▶ **Aim of the task**
In the passage about Athree Book Centre, condense the paragraph beginning "Yes, Athree has been" into a short bulleted list of its main facts.

▶ **Supplied passage**

Yes, Athree has been a book centre for the people of coastal Karnataka that book shop where the rarest of the books are available and the books which nowhere else is found. I must narrate an incident here about a friend, who also happens to be a friend of Ashokavardhan too . This friend found a rare book in Athree one morning- George Orwell being the title and Raymond Williams being the author of the book. A rare book considered as one of the best writings on Orwell and his works has been one of the much discussed books on Orwell. The book was quite expensive as it was a foreign publication. Unable to purchase the book this friend finished reading the entire book standing near the book rack till that evening! Ashokavardhan might remember this particular incident quite well.
A teacher of mine narrated this incident to me who also happens to be a friend of the friend who read the entire book at Athree. I was told about this when I got the same book by Raymond Williams from Delhi for this teacher who is doing his PhD on the works of Orwell. Saying how important a book it is and how he has been searching for the same he had narrated the incident to me which while speaking about the passion of a friend also speaks how some of the rarest and important books are found in Athree, which else is not found anywhere else in the nearby places.
While writing my M.Phil dissertation I had a lot of trouble to find literature on the topic that I had chosen for my dissertation was on a ‘movement’ which was not documented well. I had to resort, hence, to other writings of those times where people seem to have believed more in action and not documentation. No exaggeration but yes, on the first floor of Athree Book Centre I did find some rare books with good insights into those times and the cultural sphere and spirit of those times which helped me a lot to write my dissertation. My dissertation and I owe a lot to that one afternoon spent in Athree Book Centre.

▶ **Extracted entries**

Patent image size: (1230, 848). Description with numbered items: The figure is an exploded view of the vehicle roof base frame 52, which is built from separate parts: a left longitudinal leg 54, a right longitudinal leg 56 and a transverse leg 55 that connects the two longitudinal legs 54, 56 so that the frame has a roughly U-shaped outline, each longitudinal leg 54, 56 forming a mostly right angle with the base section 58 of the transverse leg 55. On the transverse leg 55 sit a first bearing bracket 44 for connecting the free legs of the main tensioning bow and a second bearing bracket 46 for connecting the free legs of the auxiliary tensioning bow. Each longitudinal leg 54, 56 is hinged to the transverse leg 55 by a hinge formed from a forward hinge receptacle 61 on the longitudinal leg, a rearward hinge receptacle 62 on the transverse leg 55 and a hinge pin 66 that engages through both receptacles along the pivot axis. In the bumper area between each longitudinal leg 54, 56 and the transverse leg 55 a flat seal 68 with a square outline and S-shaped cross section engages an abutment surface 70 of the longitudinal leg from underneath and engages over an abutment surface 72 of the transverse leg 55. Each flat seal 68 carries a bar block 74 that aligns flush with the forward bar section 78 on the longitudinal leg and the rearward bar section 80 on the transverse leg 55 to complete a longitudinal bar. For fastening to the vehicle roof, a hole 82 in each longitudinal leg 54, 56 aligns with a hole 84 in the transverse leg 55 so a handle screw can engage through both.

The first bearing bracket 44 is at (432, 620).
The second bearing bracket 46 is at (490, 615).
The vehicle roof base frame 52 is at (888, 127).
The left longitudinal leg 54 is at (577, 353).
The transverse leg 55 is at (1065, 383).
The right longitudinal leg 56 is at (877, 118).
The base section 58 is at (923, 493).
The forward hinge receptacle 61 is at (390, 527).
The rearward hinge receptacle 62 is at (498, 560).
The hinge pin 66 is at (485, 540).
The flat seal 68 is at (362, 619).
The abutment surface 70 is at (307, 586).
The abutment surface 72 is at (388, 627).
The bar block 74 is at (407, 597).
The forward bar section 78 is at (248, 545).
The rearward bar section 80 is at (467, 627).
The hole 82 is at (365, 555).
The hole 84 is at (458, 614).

▶ **Expected output**
- Athree is a book centre for the people of coastal Karnataka that stocks the rarest books, including ones found nowhere else.
- One morning a friend, who is also a friend of Ashokavardhan, found a rare book there: George Orwell by Raymond Williams.
- The book is considered one of the best and most discussed writings on Orwell and his works.
- As a foreign publication, it was quite expensive.
- Unable to buy it, the friend read the entire book standing by the rack until that evening.
- Ashokavardhan might remember the incident well.